─── Data in this exercise
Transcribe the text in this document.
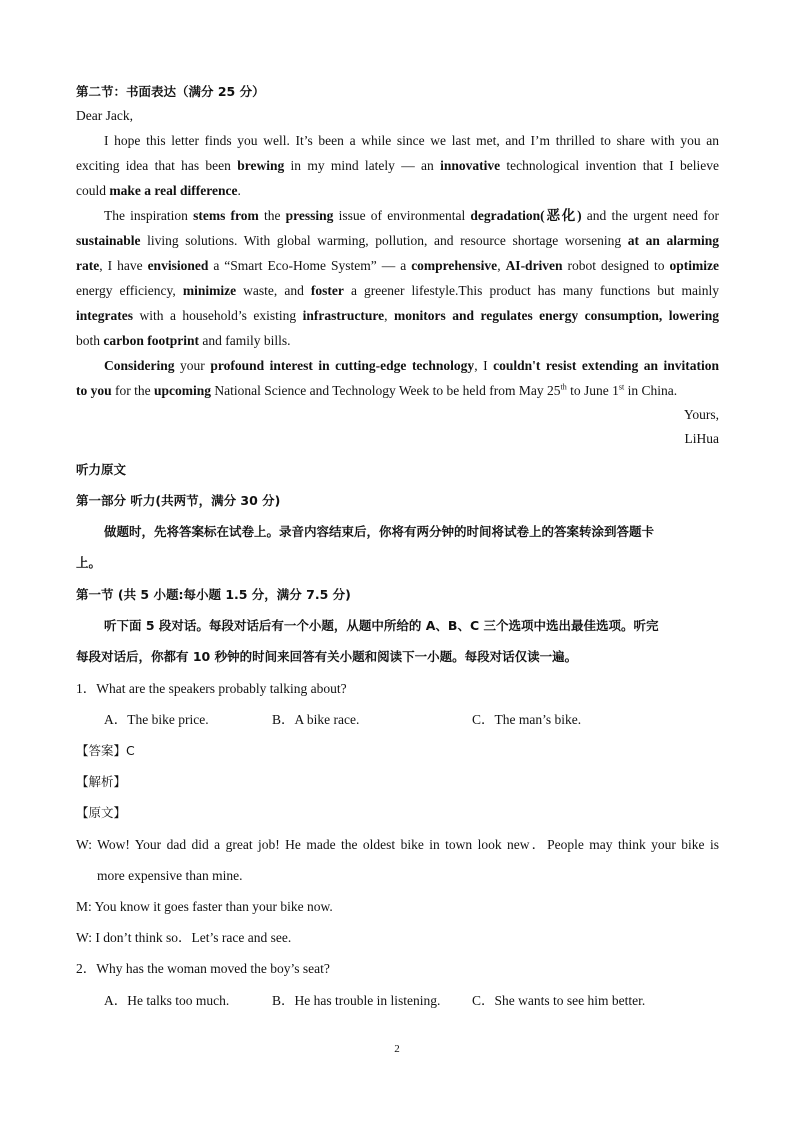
第二节：书面表达（满分 25 分）
Dear Jack,
I hope this letter finds you well. It’s been a while since we last met, and I’m thrilled to share with you an
exciting idea that has been brewing in my mind lately — an innovative technological invention that I believe
could make a real difference.
The inspiration stems from the pressing issue of environmental degradation(恶化) and the urgent need for
sustainable living solutions. With global warming, pollution, and resource shortage worsening at an alarming
rate, I have envisioned a “Smart Eco-Home System” — a comprehensive, AI-driven robot designed to optimize
energy efficiency, minimize waste, and foster a greener lifestyle.This product has many functions but mainly
integrates with a household’s existing infrastructure, monitors and regulates energy consumption, lowering
both carbon footprint and family bills.
Considering your profound interest in cutting-edge technology, I couldn't resist extending an invitation
to you for the upcoming National Science and Technology Week to be held from May 25th to June 1st in China.
Yours,
LiHua
听力原文
第一部分 听力(共两节，满分 30 分)
做题时，先将答案标在试卷上。录音内容结束后，你将有两分钟的时间将试卷上的答案转涂到答题卡
上。
第一节 (共 5 小题:每小题 1.5 分，满分 7.5 分)
听下面 5 段对话。每段对话后有一个小题，从题中所给的 A、B、C 三个选项中选出最佳选项。听完
每段对话后，你都有 10 秒钟的时间来回答有关小题和阅读下一小题。每段对话仅读一遍。
1．What are the speakers probably talking about?
A．The bike price.	B．A bike race.	C．The man’s bike.
【答案】C
【解析】
【原文】
W: Wow! Your dad did a great job! He made the oldest bike in town look new．People may think your bike is
more expensive than mine.
M: You know it goes faster than your bike now.
W: I don’t think so．Let’s race and see.
2．Why has the woman moved the boy’s seat?
A．He talks too much.	B．He has trouble in listening. C．She wants to see him better.
2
──────
▸ **Goal**
Go through the listing above and return every line where the word "think" occurs.

▸ **Expected answer**
W: Wow! Your dad did a great job! He made the oldest bike in town look new．People may think your bike is
W: I don’t think so．Let’s race and see.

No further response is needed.